------ Source records
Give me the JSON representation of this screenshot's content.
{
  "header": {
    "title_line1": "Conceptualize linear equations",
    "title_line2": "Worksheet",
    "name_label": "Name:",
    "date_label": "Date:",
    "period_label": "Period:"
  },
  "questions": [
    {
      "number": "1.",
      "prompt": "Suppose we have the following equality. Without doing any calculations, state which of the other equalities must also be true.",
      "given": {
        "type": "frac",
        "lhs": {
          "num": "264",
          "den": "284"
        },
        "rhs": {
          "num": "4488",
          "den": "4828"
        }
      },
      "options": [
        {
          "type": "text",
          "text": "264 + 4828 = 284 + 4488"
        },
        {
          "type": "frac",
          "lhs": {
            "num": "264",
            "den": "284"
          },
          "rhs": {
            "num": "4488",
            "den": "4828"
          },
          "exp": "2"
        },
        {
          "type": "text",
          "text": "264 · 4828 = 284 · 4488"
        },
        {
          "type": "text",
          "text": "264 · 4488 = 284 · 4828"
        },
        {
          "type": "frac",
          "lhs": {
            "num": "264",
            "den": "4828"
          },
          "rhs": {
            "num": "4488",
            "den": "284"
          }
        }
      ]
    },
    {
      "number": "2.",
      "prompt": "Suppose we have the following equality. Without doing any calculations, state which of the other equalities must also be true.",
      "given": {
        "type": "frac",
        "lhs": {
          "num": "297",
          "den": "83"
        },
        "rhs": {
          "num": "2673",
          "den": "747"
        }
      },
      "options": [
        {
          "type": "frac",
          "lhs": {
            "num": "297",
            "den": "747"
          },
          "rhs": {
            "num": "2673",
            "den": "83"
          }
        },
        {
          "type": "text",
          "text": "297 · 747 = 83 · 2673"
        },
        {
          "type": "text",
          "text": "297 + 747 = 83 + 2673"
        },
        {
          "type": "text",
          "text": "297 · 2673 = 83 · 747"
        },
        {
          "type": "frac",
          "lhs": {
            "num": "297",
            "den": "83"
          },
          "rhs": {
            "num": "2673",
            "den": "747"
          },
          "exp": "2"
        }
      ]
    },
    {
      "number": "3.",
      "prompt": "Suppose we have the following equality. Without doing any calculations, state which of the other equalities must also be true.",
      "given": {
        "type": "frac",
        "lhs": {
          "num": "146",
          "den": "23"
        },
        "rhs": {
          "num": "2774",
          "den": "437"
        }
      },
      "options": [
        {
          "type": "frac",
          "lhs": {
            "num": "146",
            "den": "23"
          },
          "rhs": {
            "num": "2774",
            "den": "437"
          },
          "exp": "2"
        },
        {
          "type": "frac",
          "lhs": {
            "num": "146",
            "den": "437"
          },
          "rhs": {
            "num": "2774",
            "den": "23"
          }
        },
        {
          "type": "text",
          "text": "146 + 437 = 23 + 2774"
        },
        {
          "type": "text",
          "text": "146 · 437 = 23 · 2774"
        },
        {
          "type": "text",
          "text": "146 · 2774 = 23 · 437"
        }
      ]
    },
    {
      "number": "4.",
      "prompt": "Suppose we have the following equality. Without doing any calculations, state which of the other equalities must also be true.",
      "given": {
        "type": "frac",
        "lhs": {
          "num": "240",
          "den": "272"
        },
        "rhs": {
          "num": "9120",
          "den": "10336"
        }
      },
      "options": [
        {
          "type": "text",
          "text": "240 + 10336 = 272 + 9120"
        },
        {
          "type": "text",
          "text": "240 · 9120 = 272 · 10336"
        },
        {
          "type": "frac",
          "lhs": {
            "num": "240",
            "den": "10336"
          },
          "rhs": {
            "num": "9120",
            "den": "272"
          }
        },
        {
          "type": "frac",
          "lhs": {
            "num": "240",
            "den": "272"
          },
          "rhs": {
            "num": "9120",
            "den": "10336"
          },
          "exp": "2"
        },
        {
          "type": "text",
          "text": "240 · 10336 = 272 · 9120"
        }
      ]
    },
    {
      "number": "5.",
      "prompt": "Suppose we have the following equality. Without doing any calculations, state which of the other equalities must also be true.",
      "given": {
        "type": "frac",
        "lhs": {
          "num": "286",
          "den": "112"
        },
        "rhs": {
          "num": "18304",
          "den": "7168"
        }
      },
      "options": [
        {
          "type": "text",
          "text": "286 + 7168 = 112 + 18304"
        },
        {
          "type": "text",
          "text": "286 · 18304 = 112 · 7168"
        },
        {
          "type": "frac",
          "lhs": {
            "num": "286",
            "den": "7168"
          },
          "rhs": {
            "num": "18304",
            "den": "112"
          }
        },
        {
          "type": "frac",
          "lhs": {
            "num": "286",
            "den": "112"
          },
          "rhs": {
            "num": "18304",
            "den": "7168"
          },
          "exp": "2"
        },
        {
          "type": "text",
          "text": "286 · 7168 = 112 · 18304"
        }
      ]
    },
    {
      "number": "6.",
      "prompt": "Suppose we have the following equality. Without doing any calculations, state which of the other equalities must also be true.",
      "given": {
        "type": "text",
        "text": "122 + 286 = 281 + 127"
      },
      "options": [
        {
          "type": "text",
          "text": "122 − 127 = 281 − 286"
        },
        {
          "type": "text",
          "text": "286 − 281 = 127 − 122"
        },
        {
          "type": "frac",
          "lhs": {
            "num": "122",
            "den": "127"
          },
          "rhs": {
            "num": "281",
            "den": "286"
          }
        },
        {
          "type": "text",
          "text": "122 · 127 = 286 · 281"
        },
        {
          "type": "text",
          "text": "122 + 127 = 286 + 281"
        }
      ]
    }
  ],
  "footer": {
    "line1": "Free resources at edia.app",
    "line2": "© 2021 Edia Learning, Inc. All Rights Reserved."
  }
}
------------
▸ **Exercise**: Nothing should be changed: write out all of the data as is.

▸ **Expected answer**:
Give me the JSON representation of this screenshot's content.
{
  "header": {
    "title_line1": "Conceptualize linear equations",
    "title_line2": "Worksheet",
    "name_label": "Name:",
    "date_label": "Date:",
    "period_label": "Period:"
  },
  "questions": [
    {
      "number": "1.",
      "prompt": "Suppose we have the following equality. Without doing any calculations, state which of the other equalities must also be true.",
      "given": {
        "type": "frac",
        "lhs": {
          "num": "264",
          "den": "284"
        },
        "rhs": {
          "num": "4488",
          "den": "4828"
        }
      },
      "options": [
        {
          "type": "text",
          "text": "264 + 4828 = 284 + 4488"
        },
        {
          "type": "frac",
          "lhs": {
            "num": "264",
            "den": "284"
          },
          "rhs": {
            "num": "4488",
            "den": "4828"
          },
          "exp": "2"
        },
        {
          "type": "text",
          "text": "264 · 4828 = 284 · 4488"
        },
        {
          "type": "text",
          "text": "264 · 4488 = 284 · 4828"
        },
        {
          "type": "frac",
          "lhs": {
            "num": "264",
            "den": "4828"
          },
          "rhs": {
            "num": "4488",
            "den": "284"
          }
        }
      ]
    },
    {
      "number": "2.",
      "prompt": "Suppose we have the following equality. Without doing any calculations, state which of the other equalities must also be true.",
      "given": {
        "type": "frac",
        "lhs": {
          "num": "297",
          "den": "83"
        },
        "rhs": {
          "num": "2673",
          "den": "747"
        }
      },
      "options": [
        {
          "type": "frac",
          "lhs": {
            "num": "297",
            "den": "747"
          },
          "rhs": {
            "num": "2673",
            "den": "83"
          }
        },
        {
          "type": "text",
          "text": "297 · 747 = 83 · 2673"
        },
        {
          "type": "text",
          "text": "297 + 747 = 83 + 2673"
        },
        {
          "type": "text",
          "text": "297 · 2673 = 83 · 747"
        },
        {
          "type": "frac",
          "lhs": {
            "num": "297",
            "den": "83"
          },
          "rhs": {
            "num": "2673",
            "den": "747"
          },
          "exp": "2"
        }
      ]
    },
    {
      "number": "3.",
      "prompt": "Suppose we have the following equality. Without doing any calculations, state which of the other equalities must also be true.",
      "given": {
        "type": "frac",
        "lhs": {
          "num": "146",
          "den": "23"
        },
        "rhs": {
          "num": "2774",
          "den": "437"
        }
      },
      "options": [
        {
          "type": "frac",
          "lhs": {
            "num": "146",
            "den": "23"
          },
          "rhs": {
            "num": "2774",
            "den": "437"
          },
          "exp": "2"
        },
        {
          "type": "frac",
          "lhs": {
            "num": "146",
            "den": "437"
          },
          "rhs": {
            "num": "2774",
            "den": "23"
          }
        },
        {
          "type": "text",
          "text": "146 + 437 = 23 + 2774"
        },
        {
          "type": "text",
          "text": "146 · 437 = 23 · 2774"
        },
        {
          "type": "text",
          "text": "146 · 2774 = 23 · 437"
        }
      ]
    },
    {
      "number": "4.",
      "prompt": "Suppose we have the following equality. Without doing any calculations, state which of the other equalities must also be true.",
      "given": {
        "type": "frac",
        "lhs": {
          "num": "240",
          "den": "272"
        },
        "rhs": {
          "num": "9120",
          "den": "10336"
        }
      },
      "options": [
        {
          "type": "text",
          "text": "240 + 10336 = 272 + 9120"
        },
        {
          "type": "text",
          "text": "240 · 9120 = 272 · 10336"
        },
        {
          "type": "frac",
          "lhs": {
            "num": "240",
            "den": "10336"
          },
          "rhs": {
            "num": "9120",
            "den": "272"
          }
        },
        {
          "type": "frac",
          "lhs": {
            "num": "240",
            "den": "272"
          },
          "rhs": {
            "num": "9120",
            "den": "10336"
          },
          "exp": "2"
        },
        {
          "type": "text",
          "text": "240 · 10336 = 272 · 9120"
        }
      ]
    },
    {
      "number": "5.",
      "prompt": "Suppose we have the following equality. Without doing any calculations, state which of the other equalities must also be true.",
      "given": {
        "type": "frac",
        "lhs": {
          "num": "286",
          "den": "112"
        },
        "rhs": {
          "num": "18304",
          "den": "7168"
        }
      },
      "options": [
        {
          "type": "text",
          "text": "286 + 7168 = 112 + 18304"
        },
        {
          "type": "text",
          "text": "286 · 18304 = 112 · 7168"
        },
        {
          "type": "frac",
          "lhs": {
            "num": "286",
            "den": "7168"
          },
          "rhs": {
            "num": "18304",
            "den": "112"
          }
        },
        {
          "type": "frac",
          "lhs": {
            "num": "286",
            "den": "112"
          },
          "rhs": {
            "num": "18304",
            "den": "7168"
          },
          "exp": "2"
        },
        {
          "type": "text",
          "text": "286 · 7168 = 112 · 18304"
        }
      ]
    },
    {
      "number": "6.",
      "prompt": "Suppose we have the following equality. Without doing any calculations, state which of the other equalities must also be true.",
      "given": {
        "type": "text",
        "text": "122 + 286 = 281 + 127"
      },
      "options": [
        {
          "type": "text",
          "text": "122 − 127 = 281 − 286"
        },
        {
          "type": "text",
          "text": "286 − 281 = 127 − 122"
        },
        {
          "type": "frac",
          "lhs": {
            "num": "122",
            "den": "127"
          },
          "rhs": {
            "num": "281",
            "den": "286"
          }
        },
        {
          "type": "text",
          "text": "122 · 127 = 286 · 281"
        },
        {
          "type": "text",
          "text": "122 + 127 = 286 + 281"
        }
      ]
    }
  ],
  "footer": {
    "line1": "Free resources at edia.app",
    "line2": "© 2021 Edia Learning, Inc. All Rights Reserved."
  }
}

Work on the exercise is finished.